# [Your objective]
From the listing below, pick out each line with the word "JSON".

# [Records for this exercise]
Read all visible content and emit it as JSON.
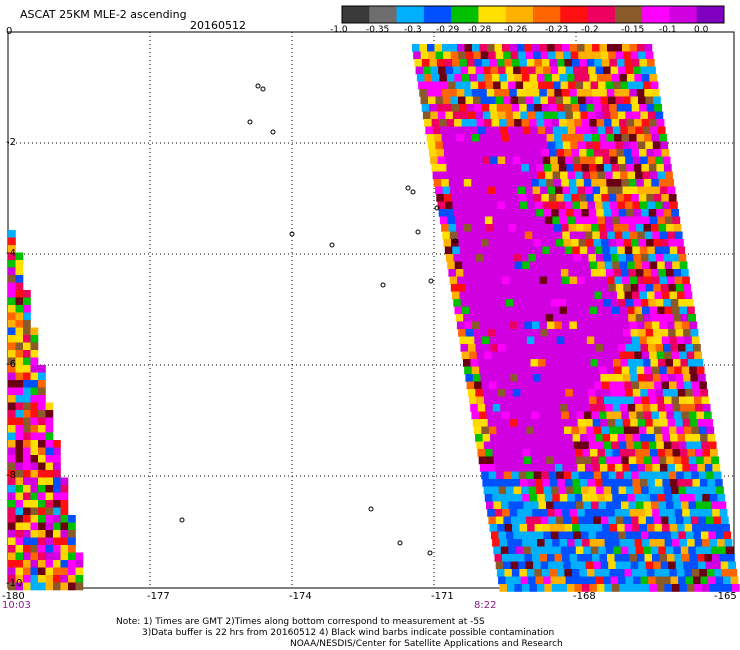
{
  "header": {
    "title": "ASCAT 25KM MLE-2 ascending",
    "date": "20160512"
  },
  "colorbar": {
    "labels": [
      "-1.0",
      "-0.35",
      "-0.3",
      "-0.29",
      "-0.28",
      "-0.26",
      "-0.23",
      "-0.2",
      "-0.15",
      "-0.1",
      "0.0"
    ],
    "colors": [
      "#3a3a3a",
      "#6e6e6e",
      "#00b0ff",
      "#0050ff",
      "#00c000",
      "#ffe000",
      "#ffb000",
      "#ff6600",
      "#ff1010",
      "#ee0060",
      "#8b5a2b",
      "#ff00ff",
      "#d000e0",
      "#8000c0"
    ]
  },
  "map": {
    "x_ticks": [
      "-180",
      "-177",
      "-174",
      "-171",
      "-168",
      "-165"
    ],
    "y_ticks": [
      "0",
      "-2",
      "-4",
      "-6",
      "-8",
      "-10"
    ],
    "time_left": "10:03",
    "time_mid": "8:22"
  },
  "notes": {
    "line1": "Note: 1) Times are GMT 2)Times along bottom correspond to measurement at -5S",
    "line2": "3)Data buffer is 22 hrs from 20160512 4) Black wind barbs indicate possible contamination",
    "line3": "NOAA/NESDIS/Center for Satellite Applications and Research"
  }
}
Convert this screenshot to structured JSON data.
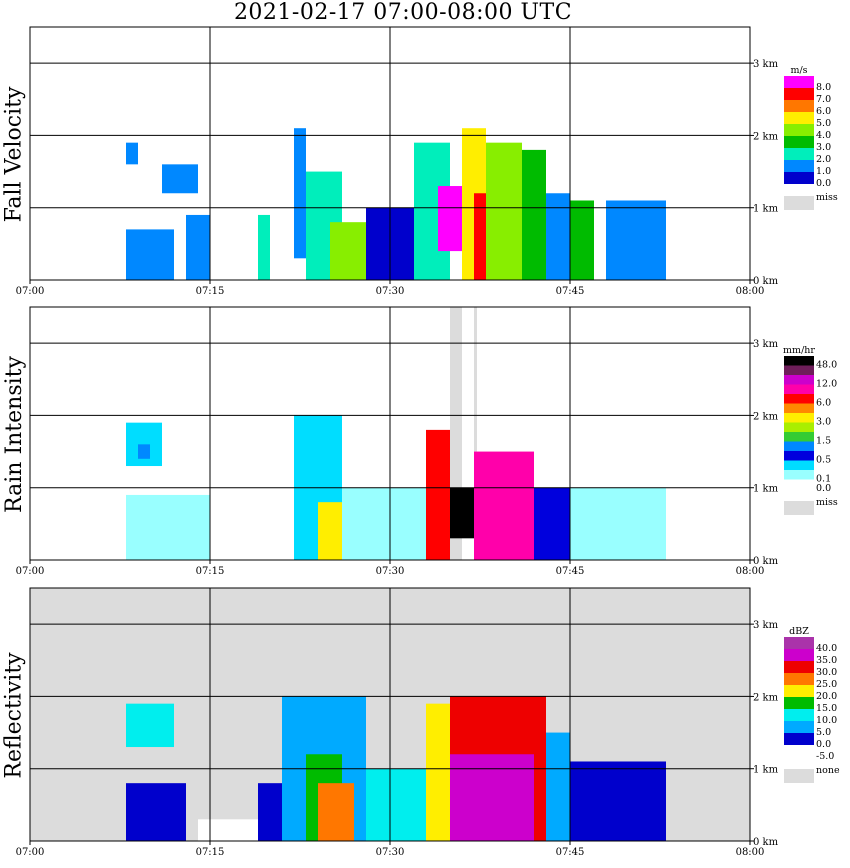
{
  "title": "2021-02-17   07:00-08:00 UTC",
  "x_ticks": [
    "07:00",
    "07:15",
    "07:30",
    "07:45",
    "08:00"
  ],
  "y_ticks": [
    "0 km",
    "1 km",
    "2 km",
    "3 km"
  ],
  "colors": {
    "missing": "#dcdcdc",
    "grid": "#000000"
  },
  "chart_data": [
    {
      "type": "heatmap",
      "ylabel": "Fall Velocity",
      "xlim": [
        "07:00",
        "08:00"
      ],
      "ylim": [
        0,
        3.5
      ],
      "grid": true,
      "background": "white",
      "legend": {
        "unit": "m/s",
        "bins": [
          {
            "label": "8.0",
            "color": "#ff00ff"
          },
          {
            "label": "7.0",
            "color": "#ff0000"
          },
          {
            "label": "6.0",
            "color": "#ff7700"
          },
          {
            "label": "5.0",
            "color": "#ffee00"
          },
          {
            "label": "4.0",
            "color": "#88ee00"
          },
          {
            "label": "3.0",
            "color": "#00bb00"
          },
          {
            "label": "2.0",
            "color": "#00eebb"
          },
          {
            "label": "1.0",
            "color": "#0088ff"
          },
          {
            "label": "0.0",
            "color": "#0000cc"
          }
        ],
        "missing_label": "miss"
      },
      "echoes": [
        {
          "start": "07:08",
          "end": "07:09",
          "bottom": 1.6,
          "top": 1.9,
          "color": "#0088ff"
        },
        {
          "start": "07:08",
          "end": "07:12",
          "bottom": 0.0,
          "top": 0.7,
          "color": "#0088ff"
        },
        {
          "start": "07:11",
          "end": "07:14",
          "bottom": 1.2,
          "top": 1.6,
          "color": "#0088ff"
        },
        {
          "start": "07:13",
          "end": "07:15",
          "bottom": 0.0,
          "top": 0.9,
          "color": "#0088ff"
        },
        {
          "start": "07:19",
          "end": "07:20",
          "bottom": 0.0,
          "top": 0.9,
          "color": "#00eebb"
        },
        {
          "start": "07:22",
          "end": "07:23",
          "bottom": 0.3,
          "top": 2.1,
          "color": "#0088ff"
        },
        {
          "start": "07:23",
          "end": "07:26",
          "bottom": 0.0,
          "top": 1.5,
          "color": "#00eebb"
        },
        {
          "start": "07:25",
          "end": "07:28",
          "bottom": 0.0,
          "top": 0.8,
          "color": "#88ee00"
        },
        {
          "start": "07:28",
          "end": "07:32",
          "bottom": 0.0,
          "top": 1.0,
          "color": "#0000cc"
        },
        {
          "start": "07:32",
          "end": "07:35",
          "bottom": 0.0,
          "top": 1.9,
          "color": "#00eebb"
        },
        {
          "start": "07:34",
          "end": "07:36",
          "bottom": 0.4,
          "top": 1.3,
          "color": "#ff00ff"
        },
        {
          "start": "07:36",
          "end": "07:38",
          "bottom": 0.0,
          "top": 2.1,
          "color": "#ffee00"
        },
        {
          "start": "07:37",
          "end": "07:38",
          "bottom": 0.0,
          "top": 1.2,
          "color": "#ff0000"
        },
        {
          "start": "07:38",
          "end": "07:41",
          "bottom": 0.0,
          "top": 1.9,
          "color": "#88ee00"
        },
        {
          "start": "07:41",
          "end": "07:43",
          "bottom": 0.0,
          "top": 1.8,
          "color": "#00bb00"
        },
        {
          "start": "07:43",
          "end": "07:45",
          "bottom": 0.0,
          "top": 1.2,
          "color": "#0088ff"
        },
        {
          "start": "07:45",
          "end": "07:47",
          "bottom": 0.0,
          "top": 1.1,
          "color": "#00bb00"
        },
        {
          "start": "07:48",
          "end": "07:53",
          "bottom": 0.0,
          "top": 1.1,
          "color": "#0088ff"
        }
      ]
    },
    {
      "type": "heatmap",
      "ylabel": "Rain Intensity",
      "xlim": [
        "07:00",
        "08:00"
      ],
      "ylim": [
        0,
        3.5
      ],
      "grid": true,
      "background": "white",
      "legend": {
        "unit": "mm/hr",
        "bins": [
          {
            "label": "48.0",
            "color": "#000000"
          },
          {
            "label": "",
            "color": "#6e1e5a"
          },
          {
            "label": "12.0",
            "color": "#cc00cc"
          },
          {
            "label": "",
            "color": "#ff00aa"
          },
          {
            "label": "6.0",
            "color": "#ff0000"
          },
          {
            "label": "",
            "color": "#ff8800"
          },
          {
            "label": "3.0",
            "color": "#ffee00"
          },
          {
            "label": "",
            "color": "#aaee00"
          },
          {
            "label": "1.5",
            "color": "#33cc33"
          },
          {
            "label": "",
            "color": "#0088ff"
          },
          {
            "label": "0.5",
            "color": "#0000dd"
          },
          {
            "label": "",
            "color": "#00ddff"
          },
          {
            "label": "0.1",
            "color": "#99ffff"
          },
          {
            "label": "0.0",
            "color": "#ffffff"
          }
        ],
        "missing_label": "miss"
      },
      "missing_bands": [
        {
          "start": "07:35",
          "end": "07:36"
        },
        {
          "start": "07:37",
          "end": "07:37"
        }
      ],
      "echoes": [
        {
          "start": "07:08",
          "end": "07:11",
          "bottom": 1.3,
          "top": 1.9,
          "color": "#00ddff"
        },
        {
          "start": "07:09",
          "end": "07:10",
          "bottom": 1.4,
          "top": 1.6,
          "color": "#0088ff"
        },
        {
          "start": "07:08",
          "end": "07:15",
          "bottom": 0.0,
          "top": 0.9,
          "color": "#99ffff"
        },
        {
          "start": "07:22",
          "end": "07:26",
          "bottom": 0.0,
          "top": 2.0,
          "color": "#00ddff"
        },
        {
          "start": "07:24",
          "end": "07:26",
          "bottom": 0.0,
          "top": 0.8,
          "color": "#ffee00"
        },
        {
          "start": "07:26",
          "end": "07:33",
          "bottom": 0.0,
          "top": 1.0,
          "color": "#99ffff"
        },
        {
          "start": "07:33",
          "end": "07:35",
          "bottom": 0.0,
          "top": 1.8,
          "color": "#ff0000"
        },
        {
          "start": "07:35",
          "end": "07:37",
          "bottom": 0.3,
          "top": 1.0,
          "color": "#000000"
        },
        {
          "start": "07:37",
          "end": "07:42",
          "bottom": 0.0,
          "top": 1.5,
          "color": "#ff00aa"
        },
        {
          "start": "07:42",
          "end": "07:45",
          "bottom": 0.0,
          "top": 1.0,
          "color": "#0000dd"
        },
        {
          "start": "07:45",
          "end": "07:53",
          "bottom": 0.0,
          "top": 1.0,
          "color": "#99ffff"
        }
      ]
    },
    {
      "type": "heatmap",
      "ylabel": "Reflectivity",
      "xlim": [
        "07:00",
        "08:00"
      ],
      "ylim": [
        0,
        3.5
      ],
      "grid": true,
      "background": "missing",
      "legend": {
        "unit": "dBZ",
        "bins": [
          {
            "label": "40.0",
            "color": "#aa33aa"
          },
          {
            "label": "35.0",
            "color": "#cc00cc"
          },
          {
            "label": "30.0",
            "color": "#ee0000"
          },
          {
            "label": "25.0",
            "color": "#ff7700"
          },
          {
            "label": "20.0",
            "color": "#ffee00"
          },
          {
            "label": "15.0",
            "color": "#00bb00"
          },
          {
            "label": "10.0",
            "color": "#00eeee"
          },
          {
            "label": "5.0",
            "color": "#00aaff"
          },
          {
            "label": "0.0",
            "color": "#0000cc"
          },
          {
            "label": "-5.0",
            "color": "#ffffff"
          }
        ],
        "missing_label": "none"
      },
      "echoes": [
        {
          "start": "07:08",
          "end": "07:13",
          "bottom": 0.0,
          "top": 0.8,
          "color": "#0000cc"
        },
        {
          "start": "07:08",
          "end": "07:12",
          "bottom": 1.3,
          "top": 1.9,
          "color": "#00eeee"
        },
        {
          "start": "07:14",
          "end": "07:21",
          "bottom": 0.0,
          "top": 0.3,
          "color": "#ffffff"
        },
        {
          "start": "07:19",
          "end": "07:21",
          "bottom": 0.0,
          "top": 0.8,
          "color": "#0000cc"
        },
        {
          "start": "07:21",
          "end": "07:28",
          "bottom": 0.0,
          "top": 2.0,
          "color": "#00aaff"
        },
        {
          "start": "07:23",
          "end": "07:26",
          "bottom": 0.0,
          "top": 1.2,
          "color": "#00bb00"
        },
        {
          "start": "07:24",
          "end": "07:27",
          "bottom": 0.0,
          "top": 0.8,
          "color": "#ff7700"
        },
        {
          "start": "07:28",
          "end": "07:34",
          "bottom": 0.0,
          "top": 1.0,
          "color": "#00eeee"
        },
        {
          "start": "07:33",
          "end": "07:35",
          "bottom": 0.0,
          "top": 1.9,
          "color": "#ffee00"
        },
        {
          "start": "07:35",
          "end": "07:43",
          "bottom": 0.0,
          "top": 2.0,
          "color": "#ee0000"
        },
        {
          "start": "07:35",
          "end": "07:42",
          "bottom": 0.0,
          "top": 1.2,
          "color": "#cc00cc"
        },
        {
          "start": "07:43",
          "end": "07:45",
          "bottom": 0.0,
          "top": 1.5,
          "color": "#00aaff"
        },
        {
          "start": "07:45",
          "end": "07:53",
          "bottom": 0.0,
          "top": 1.1,
          "color": "#0000cc"
        }
      ]
    }
  ]
}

# [Reply to the task]
Read all visible content and emit it as JSON.
Convert this screenshot to structured JSON data.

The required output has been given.